### MATERIAL FOR THE TASK
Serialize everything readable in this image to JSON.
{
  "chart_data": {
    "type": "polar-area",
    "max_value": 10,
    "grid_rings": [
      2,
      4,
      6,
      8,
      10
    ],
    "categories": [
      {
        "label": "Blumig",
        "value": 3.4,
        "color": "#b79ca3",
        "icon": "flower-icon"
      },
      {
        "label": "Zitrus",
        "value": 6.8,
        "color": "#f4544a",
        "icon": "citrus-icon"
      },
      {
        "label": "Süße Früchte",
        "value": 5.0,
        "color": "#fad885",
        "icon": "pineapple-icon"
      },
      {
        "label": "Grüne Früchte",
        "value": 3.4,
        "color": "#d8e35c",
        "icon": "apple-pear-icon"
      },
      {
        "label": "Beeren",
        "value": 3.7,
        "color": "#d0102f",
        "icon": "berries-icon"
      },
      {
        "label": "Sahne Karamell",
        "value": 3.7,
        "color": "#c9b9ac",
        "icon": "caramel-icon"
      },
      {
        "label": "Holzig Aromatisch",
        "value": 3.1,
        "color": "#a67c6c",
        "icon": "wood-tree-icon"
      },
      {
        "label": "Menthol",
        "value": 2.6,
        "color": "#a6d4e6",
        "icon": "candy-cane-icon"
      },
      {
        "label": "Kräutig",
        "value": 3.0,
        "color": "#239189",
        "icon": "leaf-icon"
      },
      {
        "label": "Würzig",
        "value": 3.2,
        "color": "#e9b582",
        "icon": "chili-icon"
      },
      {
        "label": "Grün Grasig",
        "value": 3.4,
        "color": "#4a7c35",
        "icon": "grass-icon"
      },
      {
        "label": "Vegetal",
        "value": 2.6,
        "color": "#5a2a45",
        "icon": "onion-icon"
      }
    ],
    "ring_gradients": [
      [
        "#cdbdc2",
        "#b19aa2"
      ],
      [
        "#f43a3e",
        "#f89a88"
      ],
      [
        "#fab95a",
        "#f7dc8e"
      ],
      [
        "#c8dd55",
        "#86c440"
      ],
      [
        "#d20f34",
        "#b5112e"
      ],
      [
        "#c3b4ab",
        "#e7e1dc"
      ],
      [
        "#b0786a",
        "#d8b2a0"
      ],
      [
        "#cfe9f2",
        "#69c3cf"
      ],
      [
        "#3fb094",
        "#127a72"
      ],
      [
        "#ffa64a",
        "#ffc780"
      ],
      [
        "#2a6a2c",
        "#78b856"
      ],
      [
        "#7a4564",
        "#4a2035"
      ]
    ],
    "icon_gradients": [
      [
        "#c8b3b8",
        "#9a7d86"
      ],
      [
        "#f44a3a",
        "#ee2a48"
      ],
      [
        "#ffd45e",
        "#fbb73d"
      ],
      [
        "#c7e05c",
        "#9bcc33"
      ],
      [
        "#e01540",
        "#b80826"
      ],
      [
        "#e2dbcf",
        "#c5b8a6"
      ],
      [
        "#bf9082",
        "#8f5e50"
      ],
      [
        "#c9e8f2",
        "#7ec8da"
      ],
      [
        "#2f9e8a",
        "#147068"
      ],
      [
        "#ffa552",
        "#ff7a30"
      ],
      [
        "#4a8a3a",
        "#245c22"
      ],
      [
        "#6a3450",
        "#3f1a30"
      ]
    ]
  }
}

### PROBLEM TO SOLVE
Give the number of lines in the entries that hold the word "label", and nothing else.

### ANSWER IN FULL
12